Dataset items

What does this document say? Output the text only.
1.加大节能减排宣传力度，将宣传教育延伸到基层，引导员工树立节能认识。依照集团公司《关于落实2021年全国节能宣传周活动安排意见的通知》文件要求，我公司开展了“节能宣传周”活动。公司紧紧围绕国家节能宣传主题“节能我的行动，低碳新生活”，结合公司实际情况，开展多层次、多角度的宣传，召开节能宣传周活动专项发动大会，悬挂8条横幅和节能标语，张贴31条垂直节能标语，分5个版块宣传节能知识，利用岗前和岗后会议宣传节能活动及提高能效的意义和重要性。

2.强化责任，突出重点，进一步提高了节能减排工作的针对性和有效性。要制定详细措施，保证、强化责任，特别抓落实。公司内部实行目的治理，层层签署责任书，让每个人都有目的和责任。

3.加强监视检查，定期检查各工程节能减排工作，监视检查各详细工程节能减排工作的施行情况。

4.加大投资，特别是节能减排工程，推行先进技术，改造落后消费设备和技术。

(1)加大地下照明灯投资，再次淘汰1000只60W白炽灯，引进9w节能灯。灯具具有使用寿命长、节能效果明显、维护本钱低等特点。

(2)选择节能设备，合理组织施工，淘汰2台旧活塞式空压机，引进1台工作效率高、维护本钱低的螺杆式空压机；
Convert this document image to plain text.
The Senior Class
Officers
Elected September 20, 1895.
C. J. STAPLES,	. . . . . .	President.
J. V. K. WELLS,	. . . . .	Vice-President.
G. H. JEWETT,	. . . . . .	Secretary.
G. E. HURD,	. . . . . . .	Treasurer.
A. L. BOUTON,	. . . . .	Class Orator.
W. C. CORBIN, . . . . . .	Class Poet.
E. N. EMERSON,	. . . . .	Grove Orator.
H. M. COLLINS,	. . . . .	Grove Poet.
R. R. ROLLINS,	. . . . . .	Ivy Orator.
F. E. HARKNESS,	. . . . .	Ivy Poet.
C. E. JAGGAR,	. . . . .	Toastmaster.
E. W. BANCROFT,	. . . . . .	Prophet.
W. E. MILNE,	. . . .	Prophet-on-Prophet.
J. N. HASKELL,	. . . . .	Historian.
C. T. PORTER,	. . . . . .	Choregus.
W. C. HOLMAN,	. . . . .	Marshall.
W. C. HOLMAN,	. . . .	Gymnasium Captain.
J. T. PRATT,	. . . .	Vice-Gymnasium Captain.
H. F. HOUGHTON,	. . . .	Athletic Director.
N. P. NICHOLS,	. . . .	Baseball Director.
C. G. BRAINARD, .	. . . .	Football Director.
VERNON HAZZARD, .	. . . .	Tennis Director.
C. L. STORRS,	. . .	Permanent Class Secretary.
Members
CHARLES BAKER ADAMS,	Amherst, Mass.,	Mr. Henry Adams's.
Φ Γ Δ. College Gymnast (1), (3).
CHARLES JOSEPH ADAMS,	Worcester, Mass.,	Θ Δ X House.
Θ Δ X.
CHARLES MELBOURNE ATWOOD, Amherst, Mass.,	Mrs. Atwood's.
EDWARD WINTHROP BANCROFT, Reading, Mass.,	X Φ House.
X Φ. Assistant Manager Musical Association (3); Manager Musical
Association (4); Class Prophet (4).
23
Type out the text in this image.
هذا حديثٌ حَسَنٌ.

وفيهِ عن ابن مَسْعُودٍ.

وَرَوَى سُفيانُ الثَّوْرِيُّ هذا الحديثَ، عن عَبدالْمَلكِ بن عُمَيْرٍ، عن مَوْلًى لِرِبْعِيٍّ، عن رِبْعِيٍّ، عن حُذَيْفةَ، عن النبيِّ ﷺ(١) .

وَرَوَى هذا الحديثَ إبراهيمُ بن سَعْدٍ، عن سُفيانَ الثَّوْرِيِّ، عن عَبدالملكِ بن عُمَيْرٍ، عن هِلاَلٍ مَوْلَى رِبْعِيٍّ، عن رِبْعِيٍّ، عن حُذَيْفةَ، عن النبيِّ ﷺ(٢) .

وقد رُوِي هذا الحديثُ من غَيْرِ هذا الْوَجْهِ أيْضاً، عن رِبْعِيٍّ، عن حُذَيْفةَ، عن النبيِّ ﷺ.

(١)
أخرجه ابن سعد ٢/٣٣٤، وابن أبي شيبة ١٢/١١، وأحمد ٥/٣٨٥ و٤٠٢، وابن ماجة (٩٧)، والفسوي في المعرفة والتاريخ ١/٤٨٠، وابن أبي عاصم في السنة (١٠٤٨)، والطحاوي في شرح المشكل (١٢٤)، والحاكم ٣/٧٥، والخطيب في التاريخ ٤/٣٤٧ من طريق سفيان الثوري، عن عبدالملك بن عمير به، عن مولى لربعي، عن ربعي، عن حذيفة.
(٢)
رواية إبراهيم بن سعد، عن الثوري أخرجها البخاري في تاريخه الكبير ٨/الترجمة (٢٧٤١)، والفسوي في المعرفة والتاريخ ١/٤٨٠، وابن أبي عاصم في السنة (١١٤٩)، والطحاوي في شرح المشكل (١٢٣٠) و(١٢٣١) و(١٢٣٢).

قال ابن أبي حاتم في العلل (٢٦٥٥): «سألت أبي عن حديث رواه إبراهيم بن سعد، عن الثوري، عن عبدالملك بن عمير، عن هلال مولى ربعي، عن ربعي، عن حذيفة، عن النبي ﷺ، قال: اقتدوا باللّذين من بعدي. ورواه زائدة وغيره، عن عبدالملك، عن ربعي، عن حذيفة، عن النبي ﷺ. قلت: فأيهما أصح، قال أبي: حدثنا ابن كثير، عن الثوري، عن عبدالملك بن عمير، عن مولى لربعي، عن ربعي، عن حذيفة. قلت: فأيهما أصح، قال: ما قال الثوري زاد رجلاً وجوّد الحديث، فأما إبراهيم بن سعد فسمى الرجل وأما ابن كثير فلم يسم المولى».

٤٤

- What to do -
The records above need to be transcribed in full. Keep every character unchanged.

- Answer to the problem -
What does this document say? Output the text only.
1.加大节能减排宣传力度，将宣传教育延伸到基层，引导员工树立节能认识。依照集团公司《关于落实2021年全国节能宣传周活动安排意见的通知》文件要求，我公司开展了“节能宣传周”活动。公司紧紧围绕国家节能宣传主题“节能我的行动，低碳新生活”，结合公司实际情况，开展多层次、多角度的宣传，召开节能宣传周活动专项发动大会，悬挂8条横幅和节能标语，张贴31条垂直节能标语，分5个版块宣传节能知识，利用岗前和岗后会议宣传节能活动及提高能效的意义和重要性。

2.强化责任，突出重点，进一步提高了节能减排工作的针对性和有效性。要制定详细措施，保证、强化责任，特别抓落实。公司内部实行目的治理，层层签署责任书，让每个人都有目的和责任。

3.加强监视检查，定期检查各工程节能减排工作，监视检查各详细工程节能减排工作的施行情况。

4.加大投资，特别是节能减排工程，推行先进技术，改造落后消费设备和技术。

(1)加大地下照明灯投资，再次淘汰1000只60W白炽灯，引进9w节能灯。灯具具有使用寿命长、节能效果明显、维护本钱低等特点。

(2)选择节能设备，合理组织施工，淘汰2台旧活塞式空压机，引进1台工作效率高、维护本钱低的螺杆式空压机；
Convert this document image to plain text.
The Senior Class
Officers
Elected September 20, 1895.
C. J. STAPLES,	. . . . . .	President.
J. V. K. WELLS,	. . . . .	Vice-President.
G. H. JEWETT,	. . . . . .	Secretary.
G. E. HURD,	. . . . . . .	Treasurer.
A. L. BOUTON,	. . . . .	Class Orator.
W. C. CORBIN, . . . . . .	Class Poet.
E. N. EMERSON,	. . . . .	Grove Orator.
H. M. COLLINS,	. . . . .	Grove Poet.
R. R. ROLLINS,	. . . . . .	Ivy Orator.
F. E. HARKNESS,	. . . . .	Ivy Poet.
C. E. JAGGAR,	. . . . .	Toastmaster.
E. W. BANCROFT,	. . . . . .	Prophet.
W. E. MILNE,	. . . .	Prophet-on-Prophet.
J. N. HASKELL,	. . . . .	Historian.
C. T. PORTER,	. . . . . .	Choregus.
W. C. HOLMAN,	. . . . .	Marshall.
W. C. HOLMAN,	. . . .	Gymnasium Captain.
J. T. PRATT,	. . . .	Vice-Gymnasium Captain.
H. F. HOUGHTON,	. . . .	Athletic Director.
N. P. NICHOLS,	. . . .	Baseball Director.
C. G. BRAINARD, .	. . . .	Football Director.
VERNON HAZZARD, .	. . . .	Tennis Director.
C. L. STORRS,	. . .	Permanent Class Secretary.
Members
CHARLES BAKER ADAMS,	Amherst, Mass.,	Mr. Henry Adams's.
Φ Γ Δ. College Gymnast (1), (3).
CHARLES JOSEPH ADAMS,	Worcester, Mass.,	Θ Δ X House.
Θ Δ X.
CHARLES MELBOURNE ATWOOD, Amherst, Mass.,	Mrs. Atwood's.
EDWARD WINTHROP BANCROFT, Reading, Mass.,	X Φ House.
X Φ. Assistant Manager Musical Association (3); Manager Musical
Association (4); Class Prophet (4).
23
Type out the text in this image.
هذا حديثٌ حَسَنٌ.

وفيهِ عن ابن مَسْعُودٍ.

وَرَوَى سُفيانُ الثَّوْرِيُّ هذا الحديثَ، عن عَبدالْمَلكِ بن عُمَيْرٍ، عن مَوْلًى لِرِبْعِيٍّ، عن رِبْعِيٍّ، عن حُذَيْفةَ، عن النبيِّ ﷺ(١) .

وَرَوَى هذا الحديثَ إبراهيمُ بن سَعْدٍ، عن سُفيانَ الثَّوْرِيِّ، عن عَبدالملكِ بن عُمَيْرٍ، عن هِلاَلٍ مَوْلَى رِبْعِيٍّ، عن رِبْعِيٍّ، عن حُذَيْفةَ، عن النبيِّ ﷺ(٢) .

وقد رُوِي هذا الحديثُ من غَيْرِ هذا الْوَجْهِ أيْضاً، عن رِبْعِيٍّ، عن حُذَيْفةَ، عن النبيِّ ﷺ.

(١)
أخرجه ابن سعد ٢/٣٣٤، وابن أبي شيبة ١٢/١١، وأحمد ٥/٣٨٥ و٤٠٢، وابن ماجة (٩٧)، والفسوي في المعرفة والتاريخ ١/٤٨٠، وابن أبي عاصم في السنة (١٠٤٨)، والطحاوي في شرح المشكل (١٢٤)، والحاكم ٣/٧٥، والخطيب في التاريخ ٤/٣٤٧ من طريق سفيان الثوري، عن عبدالملك بن عمير به، عن مولى لربعي، عن ربعي، عن حذيفة.
(٢)
رواية إبراهيم بن سعد، عن الثوري أخرجها البخاري في تاريخه الكبير ٨/الترجمة (٢٧٤١)، والفسوي في المعرفة والتاريخ ١/٤٨٠، وابن أبي عاصم في السنة (١١٤٩)، والطحاوي في شرح المشكل (١٢٣٠) و(١٢٣١) و(١٢٣٢).

قال ابن أبي حاتم في العلل (٢٦٥٥): «سألت أبي عن حديث رواه إبراهيم بن سعد، عن الثوري، عن عبدالملك بن عمير، عن هلال مولى ربعي، عن ربعي، عن حذيفة، عن النبي ﷺ، قال: اقتدوا باللّذين من بعدي. ورواه زائدة وغيره، عن عبدالملك، عن ربعي، عن حذيفة، عن النبي ﷺ. قلت: فأيهما أصح، قال أبي: حدثنا ابن كثير، عن الثوري، عن عبدالملك بن عمير، عن مولى لربعي، عن ربعي، عن حذيفة. قلت: فأيهما أصح، قال: ما قال الثوري زاد رجلاً وجوّد الحديث، فأما إبراهيم بن سعد فسمى الرجل وأما ابن كثير فلم يسم المولى».

٤٤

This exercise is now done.